• WHAT IS REQUIRED
Provide the count of lines that hold "切莫忘记" and no other output.

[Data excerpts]

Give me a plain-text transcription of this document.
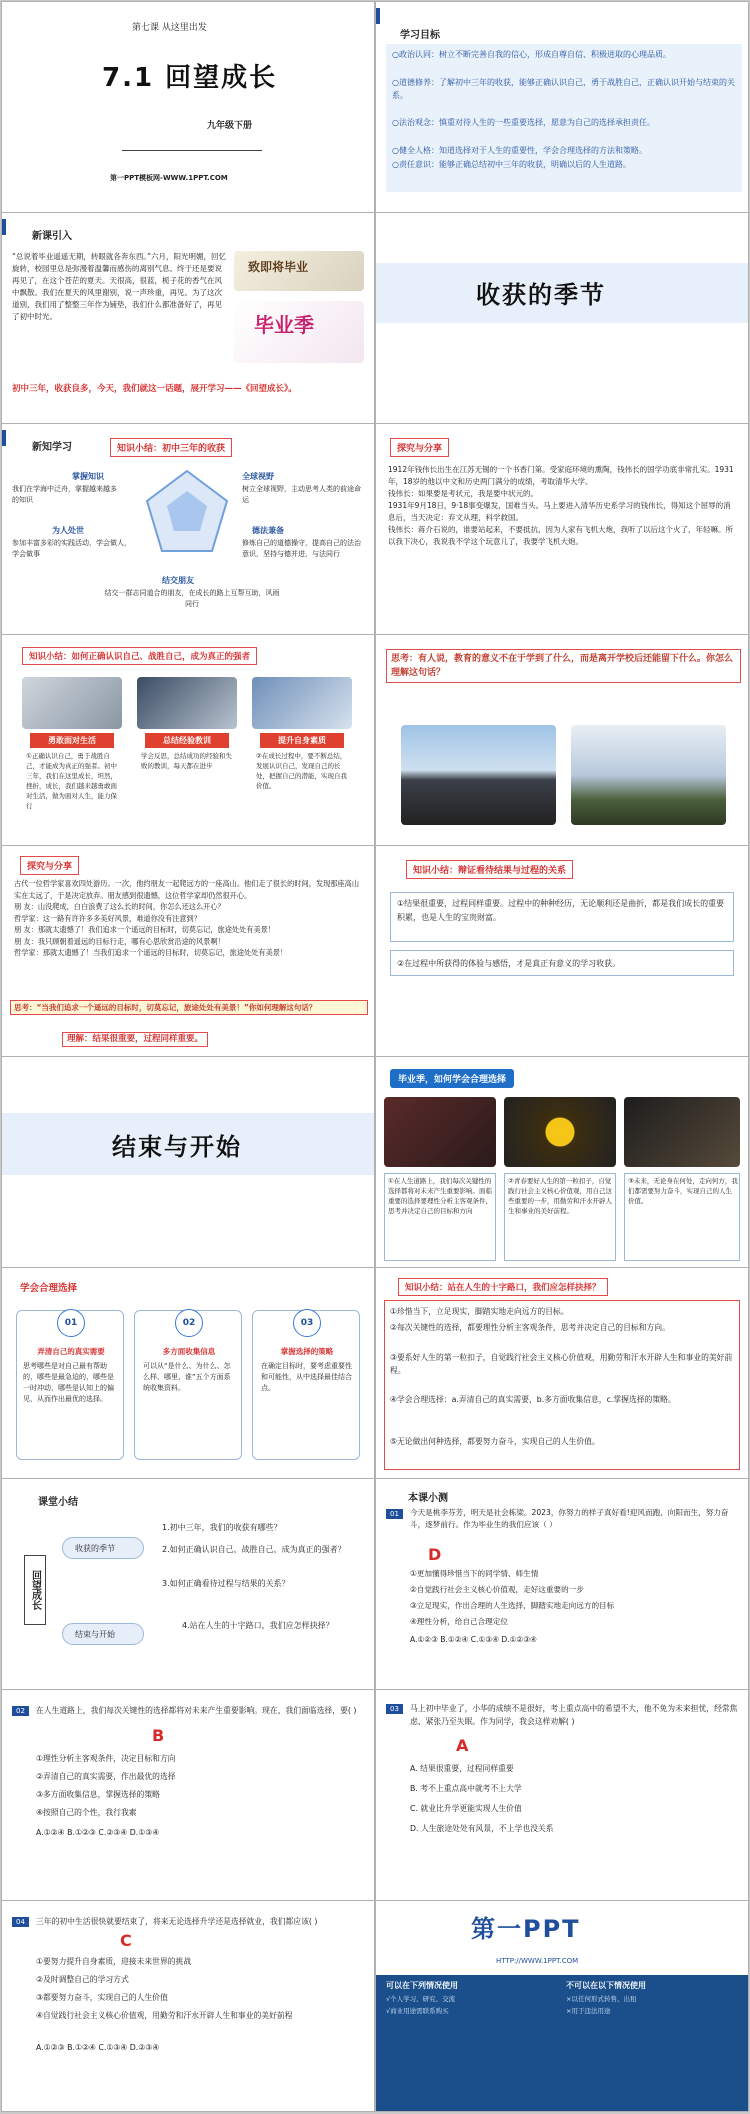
第七课 从这里出发
7.1 回望成长
九年级下册
第一PPT模板网-WWW.1PPT.COM
学习目标
○政治认同：树立不断完善自我的信心，形成自尊自信、积极进取的心理品质。
○道德修养：了解初中三年的收获，能够正确认识自己，勇于战胜自己，正确认识开始与结束的关系。
○法治观念：慎重对待人生的一些重要选择，愿意为自己的选择承担责任。
○健全人格：知道选择对于人生的重要性，学会合理选择的方法和策略。
○责任意识：能够正确总结初中三年的收获，明确以后的人生道路。
新课引入
“总说着毕业遥遥无期，转眼就各奔东西。”六月，阳光明媚，回忆旋转，校园里总是弥漫着温馨而感伤的离别气息。终于还是要说再见了，在这个苍茫的夏天。天很高，很蓝，栀子花的香气在风中飘散。我们在夏天的风里谢别，说一声珍重，再见。为了这次道别，我们用了整整三年作为铺垫，我们什么都准备好了，再见了初中时光。
致即将毕业
毕业季
初中三年，收获良多，今天，我们就这一话题，展开学习——《回望成长》。
收获的季节
新知学习	知识小结：初中三年的收获
掌握知识
我们在学海中泛舟，掌握越来越多的知识
全球视野
树立全球视野，主动思考人类的前途命运
为人处世
参加丰富多彩的实践活动，学会做人，学会做事
德法兼备
修炼自己的道德操守，提高自己的法治意识，坚持与德并进，与法同行
结交朋友
结交一群志同道合的朋友，在成长的路上互帮互助，风雨同行
探究与分享
1912年钱伟长出生在江苏无锡的一个书香门第。受家庭环境的熏陶，钱伟长的国学功底非常扎实。1931年，18岁的他以中文和历史两门满分的成绩，考取清华大学。
钱伟长：如果要是考状元，我是要中状元的。
1931年9月18日，9·18事变爆发，国难当头。马上要进入清华历史系学习的钱伟长，得知这个屈辱的消息后，当天决定：弃文从理，科学救国。
钱伟长：蒋介石说的，谁要站起来，不要抵抗，因为人家有飞机大炮，我听了以后这个火了，年轻嘛。所以我下决心，我说我不学这个玩意儿了，我要学飞机大炮。
知识小结：如何正确认识自己、战胜自己，成为真正的强者
勇敢面对生活	总结经验教训	提升自身素质
①正确认识自己，勇于战胜自己，才能成为真正的强者。初中三年，我们在这里成长，坦然，挫折，成长，我们越来越勇敢面对生活，做为面对人生，能力保行
学会反思，总结成功的经验和失败的教训，每天都在进步
②在成长过程中，要不断总结，发展认识自己，发现自己的长处，把握自己的潜能，实现自我价值。
思考：有人说，教育的意义不在于学到了什么，而是离开学校后还能留下什么。你怎么理解这句话？
探究与分享
古代一位哲学家喜欢四处游历。一次，他约朋友一起爬远方的一座高山。他们走了很长的时间，发现那座高山实在太远了，于是决定放弃。朋友感到很遗憾，这位哲学家却仍然很开心。
朋 友：山没爬成，白白浪费了这么长的时间，你怎么还这么开心？
哲学家：这一路有许许多多美好风景，难道你没有注意到？
朋 友：那就太遗憾了！我们追求一个遥远的目标时，切莫忘记，旅途处处有美景！
朋 友：我只顾朝着遥远的目标行走，哪有心思欣赏沿途的风景啊！
哲学家：那就太遗憾了！当我们追求一个遥远的目标时，切莫忘记，旅途处处有美景！
思考：“当我们追求一个遥远的目标时，切莫忘记，旅途处处有美景！”你如何理解这句话？
理解：结果很重要，过程同样重要。
知识小结：辩证看待结果与过程的关系
①结果很重要，过程同样重要。过程中的种种经历，无论顺利还是曲折，都是我们成长的重要积累，也是人生的宝贵财富。
②在过程中所获得的体验与感悟，才是真正有意义的学习收获。
结束与开始
毕业季，如何学会合理选择
①在人生道路上，我们每次关键性的选择都将对未来产生重要影响。面临重要的选择要理性分析主客观条件，思考并决定自己的目标和方向
②青春要好人生的第一粒扣子，自觉践行社会主义核心价值观，用自己这些重要的一步，用勤劳和汗水开辟人生和事业的美好前程。
③未来，无论身在何处，走向何方，我们都需要努力奋斗，实现自己的人生价值。
学会合理选择
01
弄清自己的真实需要
思考哪些是对自己最有帮助的，哪些是最急迫的，哪些是一时冲动，哪些是认知上的偏见，从而作出最优的选择。
02
多方面收集信息
可以从“是什么、为什么、怎么样、哪里、谁”五个方面系统收集资料。
03
掌握选择的策略
在确定目标时，要考虑重要性和可能性，从中选择最佳结合点。
知识小结：站在人生的十字路口，我们应怎样抉择？
①珍惜当下，立足现实，脚踏实地走向远方的目标。
②每次关键性的选择，都要理性分析主客观条件，思考并决定自己的目标和方向。
③要系好人生的第一粒扣子，自觉践行社会主义核心价值观，用勤劳和汗水开辟人生和事业的美好前程。
④学会合理选择：a.弄清自己的真实需要，b.多方面收集信息，c.掌握选择的策略。
⑤无论做出何种选择，都要努力奋斗，实现自己的人生价值。
课堂小结
回望成长
收获的季节
结束与开始
1.初中三年，我们的收获有哪些？
2.如何正确认识自己，战胜自己，成为真正的强者？
3.如何正确看待过程与结果的关系？
4.站在人生的十字路口，我们应怎样抉择？
本课小测
01	今天是桃李芬芳，明天是社会栋梁。2023，你努力的样子真好看!迎风而跑、向阳而生，努力奋斗，逐梦前行。作为毕业生的我们应该（ ）
D
①更加懂得珍惜当下的同学情、师生情
②自觉践行社会主义核心价值观，走好这重要的一步
③立足现实，作出合理的人生选择，脚踏实地走向远方的目标
④理性分析，给自己合理定位
A.①②③ B.①②④ C.①③④ D.①②③④
02	在人生道路上，我们每次关键性的选择都将对未来产生重要影响。现在，我们面临选择，要( )
B
①理性分析主客观条件，决定目标和方向
②弄清自己的真实需要，作出最优的选择
③多方面收集信息，掌握选择的策略
④按照自己的个性，我行我素
A.①②④ B.①②③ C.②③④ D.①③④
03	马上初中毕业了，小华的成绩不是很好，考上重点高中的希望不大，他不免为未来担忧，经常焦虑、紧张乃至失眠。作为同学，我会这样劝解( )
A
A. 结果很重要，过程同样重要
B. 考不上重点高中就考不上大学
C. 就业比升学更能实现人生价值
D. 人生旅途处处有风景，不上学也没关系
04	三年的初中生活很快就要结束了，将来无论选择升学还是选择就业，我们都应该( )
C
①要努力提升自身素质，迎接未来世界的挑战
②及时调整自己的学习方式
③都要努力奋斗，实现自己的人生价值
④自觉践行社会主义核心价值观，用勤劳和汗水开辟人生和事业的美好前程
A.①②③ B.①②④ C.①③④ D.②③④
第一PPT
HTTP://WWW.1PPT.COM
可以在下列情况使用
√个人学习、研究、交流
√商业用途需联系购买
不可以在以下情况使用
×以任何形式转售、出租
×用于违法用途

• FULL OUTPUT
3